Below is a listing; reproduce each line of it exactly.

···

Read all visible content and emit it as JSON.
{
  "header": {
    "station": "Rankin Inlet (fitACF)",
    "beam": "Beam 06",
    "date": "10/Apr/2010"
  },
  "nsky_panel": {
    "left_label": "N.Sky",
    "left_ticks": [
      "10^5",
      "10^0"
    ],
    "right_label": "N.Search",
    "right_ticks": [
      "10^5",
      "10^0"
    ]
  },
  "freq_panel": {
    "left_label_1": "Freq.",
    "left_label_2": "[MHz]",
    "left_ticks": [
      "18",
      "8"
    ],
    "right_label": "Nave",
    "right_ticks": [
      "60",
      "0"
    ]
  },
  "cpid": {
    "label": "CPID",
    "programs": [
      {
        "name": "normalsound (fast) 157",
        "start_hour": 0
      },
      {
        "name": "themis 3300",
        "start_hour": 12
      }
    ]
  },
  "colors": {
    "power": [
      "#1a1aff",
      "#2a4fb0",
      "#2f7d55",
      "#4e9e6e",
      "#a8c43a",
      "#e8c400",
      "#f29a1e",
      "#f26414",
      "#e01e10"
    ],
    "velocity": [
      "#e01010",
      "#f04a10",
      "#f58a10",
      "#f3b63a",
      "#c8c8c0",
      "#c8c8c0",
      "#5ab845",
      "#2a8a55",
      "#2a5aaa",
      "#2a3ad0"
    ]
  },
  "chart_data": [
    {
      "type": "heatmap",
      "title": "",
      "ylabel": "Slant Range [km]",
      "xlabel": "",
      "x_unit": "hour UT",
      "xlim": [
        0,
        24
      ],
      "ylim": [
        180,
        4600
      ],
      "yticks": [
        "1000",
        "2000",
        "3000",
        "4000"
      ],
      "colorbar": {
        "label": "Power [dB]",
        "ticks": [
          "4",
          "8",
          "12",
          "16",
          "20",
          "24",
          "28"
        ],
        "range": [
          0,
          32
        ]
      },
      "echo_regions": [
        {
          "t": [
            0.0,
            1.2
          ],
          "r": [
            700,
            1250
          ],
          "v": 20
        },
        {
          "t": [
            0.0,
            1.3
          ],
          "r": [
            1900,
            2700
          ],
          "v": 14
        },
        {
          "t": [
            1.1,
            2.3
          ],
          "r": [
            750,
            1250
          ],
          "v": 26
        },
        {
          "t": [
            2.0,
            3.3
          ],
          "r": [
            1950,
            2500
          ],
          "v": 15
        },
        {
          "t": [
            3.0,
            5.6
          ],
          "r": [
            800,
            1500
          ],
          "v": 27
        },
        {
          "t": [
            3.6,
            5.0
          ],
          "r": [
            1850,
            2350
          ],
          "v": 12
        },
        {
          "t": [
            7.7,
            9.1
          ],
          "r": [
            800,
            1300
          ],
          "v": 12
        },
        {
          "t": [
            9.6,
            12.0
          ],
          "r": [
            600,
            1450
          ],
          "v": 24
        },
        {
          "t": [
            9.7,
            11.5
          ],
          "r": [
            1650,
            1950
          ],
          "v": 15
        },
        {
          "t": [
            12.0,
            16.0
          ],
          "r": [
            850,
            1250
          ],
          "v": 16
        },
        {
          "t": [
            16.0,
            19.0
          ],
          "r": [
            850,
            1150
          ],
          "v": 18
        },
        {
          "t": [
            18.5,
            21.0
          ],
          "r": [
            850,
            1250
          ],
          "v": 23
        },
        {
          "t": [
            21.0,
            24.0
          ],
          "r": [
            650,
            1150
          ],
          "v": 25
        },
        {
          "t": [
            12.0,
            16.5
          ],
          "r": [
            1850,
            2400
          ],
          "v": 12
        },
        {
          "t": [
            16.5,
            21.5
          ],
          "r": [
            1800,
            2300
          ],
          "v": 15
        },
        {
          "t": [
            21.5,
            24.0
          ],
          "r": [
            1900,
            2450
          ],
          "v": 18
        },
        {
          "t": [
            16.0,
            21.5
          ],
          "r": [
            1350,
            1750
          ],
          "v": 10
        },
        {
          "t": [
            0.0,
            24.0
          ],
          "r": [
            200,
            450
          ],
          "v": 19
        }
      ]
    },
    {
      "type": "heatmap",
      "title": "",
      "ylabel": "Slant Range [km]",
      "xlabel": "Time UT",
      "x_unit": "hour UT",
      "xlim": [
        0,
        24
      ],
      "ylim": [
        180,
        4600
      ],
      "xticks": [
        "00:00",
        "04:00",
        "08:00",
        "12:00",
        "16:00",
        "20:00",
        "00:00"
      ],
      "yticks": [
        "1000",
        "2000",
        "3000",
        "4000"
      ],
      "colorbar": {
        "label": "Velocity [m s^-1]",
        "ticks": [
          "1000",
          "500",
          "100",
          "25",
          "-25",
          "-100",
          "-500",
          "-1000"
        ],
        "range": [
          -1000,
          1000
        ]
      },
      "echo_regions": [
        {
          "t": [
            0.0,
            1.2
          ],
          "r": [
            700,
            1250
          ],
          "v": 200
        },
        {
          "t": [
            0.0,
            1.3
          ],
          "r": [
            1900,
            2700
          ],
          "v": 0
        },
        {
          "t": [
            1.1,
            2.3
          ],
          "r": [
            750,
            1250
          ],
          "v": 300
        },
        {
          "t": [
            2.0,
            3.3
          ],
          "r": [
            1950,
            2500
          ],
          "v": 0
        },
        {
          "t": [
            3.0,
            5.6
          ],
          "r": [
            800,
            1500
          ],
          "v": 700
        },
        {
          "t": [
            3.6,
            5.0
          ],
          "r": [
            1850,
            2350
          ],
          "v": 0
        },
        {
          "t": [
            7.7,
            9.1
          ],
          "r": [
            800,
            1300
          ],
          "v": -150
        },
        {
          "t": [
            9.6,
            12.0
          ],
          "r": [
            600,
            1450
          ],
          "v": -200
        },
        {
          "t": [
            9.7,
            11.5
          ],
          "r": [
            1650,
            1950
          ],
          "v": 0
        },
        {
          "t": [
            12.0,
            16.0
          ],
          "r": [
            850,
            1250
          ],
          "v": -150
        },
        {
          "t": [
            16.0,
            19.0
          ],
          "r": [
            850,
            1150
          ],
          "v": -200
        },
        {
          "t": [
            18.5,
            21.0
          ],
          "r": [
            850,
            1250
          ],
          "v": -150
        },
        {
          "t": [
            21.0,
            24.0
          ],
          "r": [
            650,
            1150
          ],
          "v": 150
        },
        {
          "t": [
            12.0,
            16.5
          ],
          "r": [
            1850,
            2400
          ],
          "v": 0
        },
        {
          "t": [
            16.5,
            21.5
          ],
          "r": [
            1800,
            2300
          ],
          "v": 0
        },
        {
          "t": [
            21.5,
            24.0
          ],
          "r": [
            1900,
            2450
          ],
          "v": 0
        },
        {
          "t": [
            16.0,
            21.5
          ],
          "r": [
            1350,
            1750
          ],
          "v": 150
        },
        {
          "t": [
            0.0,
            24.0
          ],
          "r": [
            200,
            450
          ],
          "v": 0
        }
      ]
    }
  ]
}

···

FULL RESPONSE:
Read all visible content and emit it as JSON.
{
  "header": {
    "station": "Rankin Inlet (fitACF)",
    "beam": "Beam 06",
    "date": "10/Apr/2010"
  },
  "nsky_panel": {
    "left_label": "N.Sky",
    "left_ticks": [
      "10^5",
      "10^0"
    ],
    "right_label": "N.Search",
    "right_ticks": [
      "10^5",
      "10^0"
    ]
  },
  "freq_panel": {
    "left_label_1": "Freq.",
    "left_label_2": "[MHz]",
    "left_ticks": [
      "18",
      "8"
    ],
    "right_label": "Nave",
    "right_ticks": [
      "60",
      "0"
    ]
  },
  "cpid": {
    "label": "CPID",
    "programs": [
      {
        "name": "normalsound (fast) 157",
        "start_hour": 0
      },
      {
        "name": "themis 3300",
        "start_hour": 12
      }
    ]
  },
  "colors": {
    "power": [
      "#1a1aff",
      "#2a4fb0",
      "#2f7d55",
      "#4e9e6e",
      "#a8c43a",
      "#e8c400",
      "#f29a1e",
      "#f26414",
      "#e01e10"
    ],
    "velocity": [
      "#e01010",
      "#f04a10",
      "#f58a10",
      "#f3b63a",
      "#c8c8c0",
      "#c8c8c0",
      "#5ab845",
      "#2a8a55",
      "#2a5aaa",
      "#2a3ad0"
    ]
  },
  "chart_data": [
    {
      "type": "heatmap",
      "title": "",
      "ylabel": "Slant Range [km]",
      "xlabel": "",
      "x_unit": "hour UT",
      "xlim": [
        0,
        24
      ],
      "ylim": [
        180,
        4600
      ],
      "yticks": [
        "1000",
        "2000",
        "3000",
        "4000"
      ],
      "colorbar": {
        "label": "Power [dB]",
        "ticks": [
          "4",
          "8",
          "12",
          "16",
          "20",
          "24",
          "28"
        ],
        "range": [
          0,
          32
        ]
      },
      "echo_regions": [
        {
          "t": [
            0.0,
            1.2
          ],
          "r": [
            700,
            1250
          ],
          "v": 20
        },
        {
          "t": [
            0.0,
            1.3
          ],
          "r": [
            1900,
            2700
          ],
          "v": 14
        },
        {
          "t": [
            1.1,
            2.3
          ],
          "r": [
            750,
            1250
          ],
          "v": 26
        },
        {
          "t": [
            2.0,
            3.3
          ],
          "r": [
            1950,
            2500
          ],
          "v": 15
        },
        {
          "t": [
            3.0,
            5.6
          ],
          "r": [
            800,
            1500
          ],
          "v": 27
        },
        {
          "t": [
            3.6,
            5.0
          ],
          "r": [
            1850,
            2350
          ],
          "v": 12
        },
        {
          "t": [
            7.7,
            9.1
          ],
          "r": [
            800,
            1300
          ],
          "v": 12
        },
        {
          "t": [
            9.6,
            12.0
          ],
          "r": [
            600,
            1450
          ],
          "v": 24
        },
        {
          "t": [
            9.7,
            11.5
          ],
          "r": [
            1650,
            1950
          ],
          "v": 15
        },
        {
          "t": [
            12.0,
            16.0
          ],
          "r": [
            850,
            1250
          ],
          "v": 16
        },
        {
          "t": [
            16.0,
            19.0
          ],
          "r": [
            850,
            1150
          ],
          "v": 18
        },
        {
          "t": [
            18.5,
            21.0
          ],
          "r": [
            850,
            1250
          ],
          "v": 23
        },
        {
          "t": [
            21.0,
            24.0
          ],
          "r": [
            650,
            1150
          ],
          "v": 25
        },
        {
          "t": [
            12.0,
            16.5
          ],
          "r": [
            1850,
            2400
          ],
          "v": 12
        },
        {
          "t": [
            16.5,
            21.5
          ],
          "r": [
            1800,
            2300
          ],
          "v": 15
        },
        {
          "t": [
            21.5,
            24.0
          ],
          "r": [
            1900,
            2450
          ],
          "v": 18
        },
        {
          "t": [
            16.0,
            21.5
          ],
          "r": [
            1350,
            1750
          ],
          "v": 10
        },
        {
          "t": [
            0.0,
            24.0
          ],
          "r": [
            200,
            450
          ],
          "v": 19
        }
      ]
    },
    {
      "type": "heatmap",
      "title": "",
      "ylabel": "Slant Range [km]",
      "xlabel": "Time UT",
      "x_unit": "hour UT",
      "xlim": [
        0,
        24
      ],
      "ylim": [
        180,
        4600
      ],
      "xticks": [
        "00:00",
        "04:00",
        "08:00",
        "12:00",
        "16:00",
        "20:00",
        "00:00"
      ],
      "yticks": [
        "1000",
        "2000",
        "3000",
        "4000"
      ],
      "colorbar": {
        "label": "Velocity [m s^-1]",
        "ticks": [
          "1000",
          "500",
          "100",
          "25",
          "-25",
          "-100",
          "-500",
          "-1000"
        ],
        "range": [
          -1000,
          1000
        ]
      },
      "echo_regions": [
        {
          "t": [
            0.0,
            1.2
          ],
          "r": [
            700,
            1250
          ],
          "v": 200
        },
        {
          "t": [
            0.0,
            1.3
          ],
          "r": [
            1900,
            2700
          ],
          "v": 0
        },
        {
          "t": [
            1.1,
            2.3
          ],
          "r": [
            750,
            1250
          ],
          "v": 300
        },
        {
          "t": [
            2.0,
            3.3
          ],
          "r": [
            1950,
            2500
          ],
          "v": 0
        },
        {
          "t": [
            3.0,
            5.6
          ],
          "r": [
            800,
            1500
          ],
          "v": 700
        },
        {
          "t": [
            3.6,
            5.0
          ],
          "r": [
            1850,
            2350
          ],
          "v": 0
        },
        {
          "t": [
            7.7,
            9.1
          ],
          "r": [
            800,
            1300
          ],
          "v": -150
        },
        {
          "t": [
            9.6,
            12.0
          ],
          "r": [
            600,
            1450
          ],
          "v": -200
        },
        {
          "t": [
            9.7,
            11.5
          ],
          "r": [
            1650,
            1950
          ],
          "v": 0
        },
        {
          "t": [
            12.0,
            16.0
          ],
          "r": [
            850,
            1250
          ],
          "v": -150
        },
        {
          "t": [
            16.0,
            19.0
          ],
          "r": [
            850,
            1150
          ],
          "v": -200
        },
        {
          "t": [
            18.5,
            21.0
          ],
          "r": [
            850,
            1250
          ],
          "v": -150
        },
        {
          "t": [
            21.0,
            24.0
          ],
          "r": [
            650,
            1150
          ],
          "v": 150
        },
        {
          "t": [
            12.0,
            16.5
          ],
          "r": [
            1850,
            2400
          ],
          "v": 0
        },
        {
          "t": [
            16.5,
            21.5
          ],
          "r": [
            1800,
            2300
          ],
          "v": 0
        },
        {
          "t": [
            21.5,
            24.0
          ],
          "r": [
            1900,
            2450
          ],
          "v": 0
        },
        {
          "t": [
            16.0,
            21.5
          ],
          "r": [
            1350,
            1750
          ],
          "v": 150
        },
        {
          "t": [
            0.0,
            24.0
          ],
          "r": [
            200,
            450
          ],
          "v": 0
        }
      ]
    }
  ]
}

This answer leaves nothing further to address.